_AIM_
Only lines holding the string "name" are wanted; copy each one from the material.

_DATA IN THIS EXERCISE_
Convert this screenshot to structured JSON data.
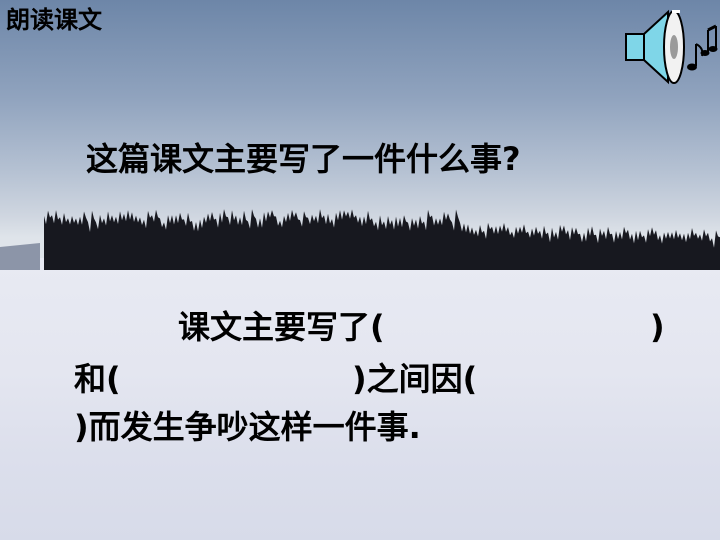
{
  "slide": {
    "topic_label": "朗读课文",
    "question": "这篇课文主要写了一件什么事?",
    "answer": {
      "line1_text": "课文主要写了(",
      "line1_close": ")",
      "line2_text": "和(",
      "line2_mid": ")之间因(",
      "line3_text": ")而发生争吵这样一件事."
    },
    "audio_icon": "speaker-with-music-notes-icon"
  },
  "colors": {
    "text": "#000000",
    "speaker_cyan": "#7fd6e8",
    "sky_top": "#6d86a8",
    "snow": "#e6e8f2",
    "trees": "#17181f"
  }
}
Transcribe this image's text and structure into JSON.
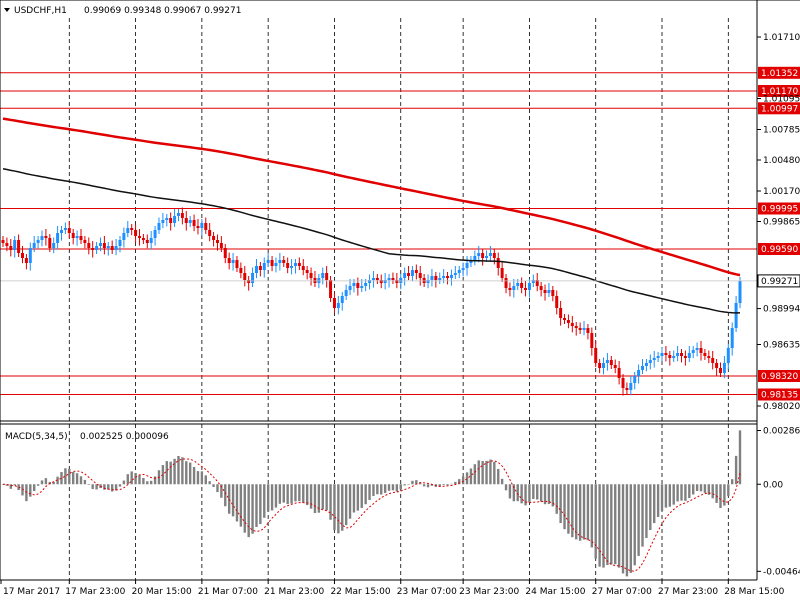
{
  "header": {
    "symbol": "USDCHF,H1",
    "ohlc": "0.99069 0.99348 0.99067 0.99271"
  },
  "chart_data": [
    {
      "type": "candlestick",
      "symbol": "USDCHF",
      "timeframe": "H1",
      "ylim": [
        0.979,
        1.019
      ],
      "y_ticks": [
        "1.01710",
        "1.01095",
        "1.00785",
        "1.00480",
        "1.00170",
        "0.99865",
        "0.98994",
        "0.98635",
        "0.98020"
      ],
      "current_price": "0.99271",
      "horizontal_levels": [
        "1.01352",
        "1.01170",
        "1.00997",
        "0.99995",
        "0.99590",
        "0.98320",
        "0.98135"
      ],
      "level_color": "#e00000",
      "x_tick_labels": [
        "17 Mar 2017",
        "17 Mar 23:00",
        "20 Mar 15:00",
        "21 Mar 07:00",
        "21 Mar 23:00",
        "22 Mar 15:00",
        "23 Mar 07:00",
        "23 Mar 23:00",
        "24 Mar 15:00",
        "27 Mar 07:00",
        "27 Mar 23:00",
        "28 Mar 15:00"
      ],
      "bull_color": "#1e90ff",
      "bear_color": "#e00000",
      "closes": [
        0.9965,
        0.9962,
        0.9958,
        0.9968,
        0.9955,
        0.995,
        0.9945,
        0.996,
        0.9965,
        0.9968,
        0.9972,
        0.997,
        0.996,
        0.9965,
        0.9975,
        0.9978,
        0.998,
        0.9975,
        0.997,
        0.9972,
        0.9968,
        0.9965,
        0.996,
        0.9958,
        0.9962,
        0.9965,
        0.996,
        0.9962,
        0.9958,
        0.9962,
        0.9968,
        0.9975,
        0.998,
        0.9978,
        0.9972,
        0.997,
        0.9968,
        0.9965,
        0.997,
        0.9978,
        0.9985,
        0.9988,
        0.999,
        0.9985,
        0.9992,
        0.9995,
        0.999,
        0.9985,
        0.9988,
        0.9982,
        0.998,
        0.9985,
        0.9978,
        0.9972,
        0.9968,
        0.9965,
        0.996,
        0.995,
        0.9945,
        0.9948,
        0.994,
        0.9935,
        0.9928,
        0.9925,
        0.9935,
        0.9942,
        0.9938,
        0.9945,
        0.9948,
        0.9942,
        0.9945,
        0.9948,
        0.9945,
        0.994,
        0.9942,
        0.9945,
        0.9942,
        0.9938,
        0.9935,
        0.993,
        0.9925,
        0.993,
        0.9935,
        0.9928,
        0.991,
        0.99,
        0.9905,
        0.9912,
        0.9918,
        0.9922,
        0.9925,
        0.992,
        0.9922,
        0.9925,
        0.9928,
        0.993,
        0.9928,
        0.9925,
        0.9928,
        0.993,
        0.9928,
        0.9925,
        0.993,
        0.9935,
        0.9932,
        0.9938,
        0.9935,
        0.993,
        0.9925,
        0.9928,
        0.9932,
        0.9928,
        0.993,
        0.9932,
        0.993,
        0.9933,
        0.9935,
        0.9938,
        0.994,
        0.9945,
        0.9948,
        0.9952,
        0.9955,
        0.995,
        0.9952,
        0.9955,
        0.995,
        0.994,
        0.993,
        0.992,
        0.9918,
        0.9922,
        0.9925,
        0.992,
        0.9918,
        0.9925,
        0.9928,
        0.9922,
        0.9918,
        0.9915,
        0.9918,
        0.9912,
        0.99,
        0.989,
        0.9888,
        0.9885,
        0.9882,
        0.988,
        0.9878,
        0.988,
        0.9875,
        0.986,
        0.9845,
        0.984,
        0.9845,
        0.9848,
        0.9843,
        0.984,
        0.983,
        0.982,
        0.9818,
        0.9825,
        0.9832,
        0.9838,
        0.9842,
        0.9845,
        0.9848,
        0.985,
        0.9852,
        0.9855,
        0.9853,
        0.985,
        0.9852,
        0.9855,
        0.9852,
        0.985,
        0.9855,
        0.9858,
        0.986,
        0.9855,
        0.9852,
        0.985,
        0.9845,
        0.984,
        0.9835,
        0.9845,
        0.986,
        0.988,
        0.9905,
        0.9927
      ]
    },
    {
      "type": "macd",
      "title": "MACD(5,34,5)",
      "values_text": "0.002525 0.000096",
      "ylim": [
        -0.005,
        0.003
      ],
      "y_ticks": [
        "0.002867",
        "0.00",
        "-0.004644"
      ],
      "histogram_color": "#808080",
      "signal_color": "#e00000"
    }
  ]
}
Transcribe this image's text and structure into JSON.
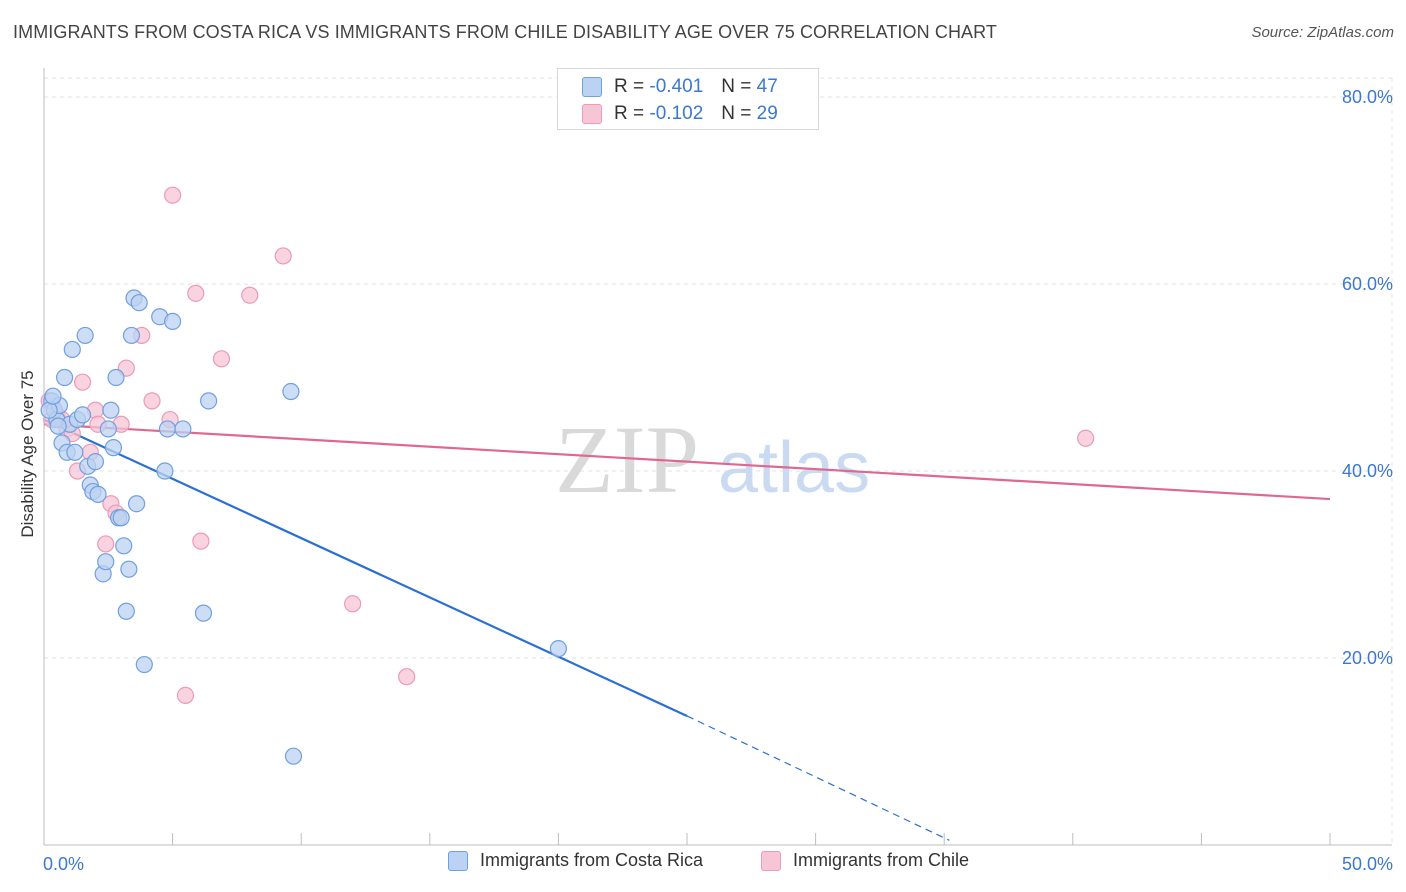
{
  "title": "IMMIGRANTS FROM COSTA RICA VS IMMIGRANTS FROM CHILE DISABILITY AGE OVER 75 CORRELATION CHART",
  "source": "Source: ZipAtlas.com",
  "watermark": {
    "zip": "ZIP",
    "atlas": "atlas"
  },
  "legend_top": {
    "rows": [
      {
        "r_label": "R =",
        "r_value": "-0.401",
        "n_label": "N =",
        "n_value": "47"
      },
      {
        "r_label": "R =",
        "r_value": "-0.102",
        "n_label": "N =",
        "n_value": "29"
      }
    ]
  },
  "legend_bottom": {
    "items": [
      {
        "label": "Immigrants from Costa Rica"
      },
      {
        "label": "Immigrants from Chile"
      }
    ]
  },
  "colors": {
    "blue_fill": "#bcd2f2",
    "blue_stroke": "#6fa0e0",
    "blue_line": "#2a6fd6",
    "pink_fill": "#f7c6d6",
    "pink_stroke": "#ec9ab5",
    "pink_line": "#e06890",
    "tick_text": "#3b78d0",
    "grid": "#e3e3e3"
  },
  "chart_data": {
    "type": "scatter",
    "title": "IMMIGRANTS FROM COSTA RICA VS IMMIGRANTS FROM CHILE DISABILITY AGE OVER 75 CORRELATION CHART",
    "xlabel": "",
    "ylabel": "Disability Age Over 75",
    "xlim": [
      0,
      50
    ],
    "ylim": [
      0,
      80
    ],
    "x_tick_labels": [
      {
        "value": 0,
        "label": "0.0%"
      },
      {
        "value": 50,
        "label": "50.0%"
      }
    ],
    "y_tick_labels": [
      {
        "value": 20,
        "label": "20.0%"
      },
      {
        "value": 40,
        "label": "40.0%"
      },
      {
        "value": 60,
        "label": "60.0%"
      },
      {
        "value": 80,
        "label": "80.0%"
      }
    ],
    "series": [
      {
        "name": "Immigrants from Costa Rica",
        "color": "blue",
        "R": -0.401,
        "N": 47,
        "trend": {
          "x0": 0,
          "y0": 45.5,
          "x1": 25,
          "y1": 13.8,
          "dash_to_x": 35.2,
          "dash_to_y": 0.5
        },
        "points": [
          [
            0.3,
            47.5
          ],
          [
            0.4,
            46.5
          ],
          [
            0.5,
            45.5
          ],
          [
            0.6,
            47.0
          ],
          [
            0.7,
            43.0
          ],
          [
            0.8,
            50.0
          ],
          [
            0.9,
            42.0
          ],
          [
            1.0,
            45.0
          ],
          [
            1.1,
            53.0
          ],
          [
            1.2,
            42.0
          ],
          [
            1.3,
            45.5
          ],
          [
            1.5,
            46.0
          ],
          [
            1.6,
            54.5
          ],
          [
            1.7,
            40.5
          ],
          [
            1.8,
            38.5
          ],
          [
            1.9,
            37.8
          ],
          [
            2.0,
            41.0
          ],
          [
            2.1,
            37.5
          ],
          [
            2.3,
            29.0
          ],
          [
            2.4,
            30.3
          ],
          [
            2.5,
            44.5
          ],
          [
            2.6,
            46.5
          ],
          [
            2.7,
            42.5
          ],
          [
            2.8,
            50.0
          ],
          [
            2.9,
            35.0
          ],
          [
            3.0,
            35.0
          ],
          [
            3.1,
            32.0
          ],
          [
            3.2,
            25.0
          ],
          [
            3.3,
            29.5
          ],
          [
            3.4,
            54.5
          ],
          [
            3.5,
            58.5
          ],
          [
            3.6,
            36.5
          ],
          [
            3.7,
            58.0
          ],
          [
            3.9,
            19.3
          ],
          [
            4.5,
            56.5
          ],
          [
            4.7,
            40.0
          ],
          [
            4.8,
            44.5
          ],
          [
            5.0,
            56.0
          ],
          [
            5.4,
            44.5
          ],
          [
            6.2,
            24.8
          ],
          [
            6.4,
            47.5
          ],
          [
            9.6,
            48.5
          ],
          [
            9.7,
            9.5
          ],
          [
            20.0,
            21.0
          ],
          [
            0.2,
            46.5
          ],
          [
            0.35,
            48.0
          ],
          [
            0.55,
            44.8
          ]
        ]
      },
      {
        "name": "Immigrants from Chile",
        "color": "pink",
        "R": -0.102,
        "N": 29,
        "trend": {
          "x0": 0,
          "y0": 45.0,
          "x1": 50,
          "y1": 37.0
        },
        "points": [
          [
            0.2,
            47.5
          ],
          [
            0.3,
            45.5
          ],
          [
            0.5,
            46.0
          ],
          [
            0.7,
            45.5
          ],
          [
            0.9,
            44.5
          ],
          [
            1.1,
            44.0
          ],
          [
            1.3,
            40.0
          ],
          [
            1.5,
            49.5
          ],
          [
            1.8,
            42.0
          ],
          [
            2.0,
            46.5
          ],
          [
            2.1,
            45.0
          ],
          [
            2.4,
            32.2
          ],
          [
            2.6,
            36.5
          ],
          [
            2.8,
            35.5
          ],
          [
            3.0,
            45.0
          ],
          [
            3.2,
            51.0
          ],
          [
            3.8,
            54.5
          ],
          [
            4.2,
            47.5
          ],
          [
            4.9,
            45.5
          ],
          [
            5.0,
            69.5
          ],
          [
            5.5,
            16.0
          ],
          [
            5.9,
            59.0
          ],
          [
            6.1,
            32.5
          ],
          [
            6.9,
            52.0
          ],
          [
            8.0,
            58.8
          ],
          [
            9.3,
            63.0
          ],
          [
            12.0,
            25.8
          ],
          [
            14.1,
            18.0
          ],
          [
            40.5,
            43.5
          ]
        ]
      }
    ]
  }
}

_TASK SOLUTION_
        "name": "Immigrants from Costa Rica",
        "name": "Immigrants from Chile",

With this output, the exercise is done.